- **Records for the task**

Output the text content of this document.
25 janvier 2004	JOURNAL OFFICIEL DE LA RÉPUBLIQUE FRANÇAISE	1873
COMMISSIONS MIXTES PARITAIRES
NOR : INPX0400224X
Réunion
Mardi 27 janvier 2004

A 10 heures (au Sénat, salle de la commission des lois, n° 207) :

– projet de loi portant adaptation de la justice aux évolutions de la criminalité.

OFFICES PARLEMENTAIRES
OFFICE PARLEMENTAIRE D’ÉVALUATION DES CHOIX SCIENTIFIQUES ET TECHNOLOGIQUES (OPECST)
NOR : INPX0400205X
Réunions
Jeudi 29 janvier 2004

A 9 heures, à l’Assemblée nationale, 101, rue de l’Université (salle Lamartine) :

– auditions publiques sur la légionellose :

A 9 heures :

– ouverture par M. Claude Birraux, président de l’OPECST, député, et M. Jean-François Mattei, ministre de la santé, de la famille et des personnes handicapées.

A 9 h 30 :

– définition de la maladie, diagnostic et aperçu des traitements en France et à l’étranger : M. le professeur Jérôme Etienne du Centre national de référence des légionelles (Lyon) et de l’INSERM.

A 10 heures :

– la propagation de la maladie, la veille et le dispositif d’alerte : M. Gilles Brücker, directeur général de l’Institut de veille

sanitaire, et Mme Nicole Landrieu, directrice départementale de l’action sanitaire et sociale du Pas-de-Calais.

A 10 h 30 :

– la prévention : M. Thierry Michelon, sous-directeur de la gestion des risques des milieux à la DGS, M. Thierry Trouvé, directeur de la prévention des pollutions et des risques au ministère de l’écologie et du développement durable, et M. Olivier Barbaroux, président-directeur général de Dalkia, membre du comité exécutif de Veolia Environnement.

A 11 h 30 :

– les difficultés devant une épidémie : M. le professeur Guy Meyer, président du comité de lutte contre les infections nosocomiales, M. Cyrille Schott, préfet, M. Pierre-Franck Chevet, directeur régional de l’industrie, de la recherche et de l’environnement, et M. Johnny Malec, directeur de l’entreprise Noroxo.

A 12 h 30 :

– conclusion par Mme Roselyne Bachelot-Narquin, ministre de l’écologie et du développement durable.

- **What you should do**
The data above must be returned in full, exactly as written.

- **Result of the task**
Output the text content of this document.
25 janvier 2004	JOURNAL OFFICIEL DE LA RÉPUBLIQUE FRANÇAISE	1873
COMMISSIONS MIXTES PARITAIRES
NOR : INPX0400224X
Réunion
Mardi 27 janvier 2004

A 10 heures (au Sénat, salle de la commission des lois, n° 207) :

– projet de loi portant adaptation de la justice aux évolutions de la criminalité.

OFFICES PARLEMENTAIRES
OFFICE PARLEMENTAIRE D’ÉVALUATION DES CHOIX SCIENTIFIQUES ET TECHNOLOGIQUES (OPECST)
NOR : INPX0400205X
Réunions
Jeudi 29 janvier 2004

A 9 heures, à l’Assemblée nationale, 101, rue de l’Université (salle Lamartine) :

– auditions publiques sur la légionellose :

A 9 heures :

– ouverture par M. Claude Birraux, président de l’OPECST, député, et M. Jean-François Mattei, ministre de la santé, de la famille et des personnes handicapées.

A 9 h 30 :

– définition de la maladie, diagnostic et aperçu des traitements en France et à l’étranger : M. le professeur Jérôme Etienne du Centre national de référence des légionelles (Lyon) et de l’INSERM.

A 10 heures :

– la propagation de la maladie, la veille et le dispositif d’alerte : M. Gilles Brücker, directeur général de l’Institut de veille

sanitaire, et Mme Nicole Landrieu, directrice départementale de l’action sanitaire et sociale du Pas-de-Calais.

A 10 h 30 :

– la prévention : M. Thierry Michelon, sous-directeur de la gestion des risques des milieux à la DGS, M. Thierry Trouvé, directeur de la prévention des pollutions et des risques au ministère de l’écologie et du développement durable, et M. Olivier Barbaroux, président-directeur général de Dalkia, membre du comité exécutif de Veolia Environnement.

A 11 h 30 :

– les difficultés devant une épidémie : M. le professeur Guy Meyer, président du comité de lutte contre les infections nosocomiales, M. Cyrille Schott, préfet, M. Pierre-Franck Chevet, directeur régional de l’industrie, de la recherche et de l’environnement, et M. Johnny Malec, directeur de l’entreprise Noroxo.

A 12 h 30 :

– conclusion par Mme Roselyne Bachelot-Narquin, ministre de l’écologie et du développement durable.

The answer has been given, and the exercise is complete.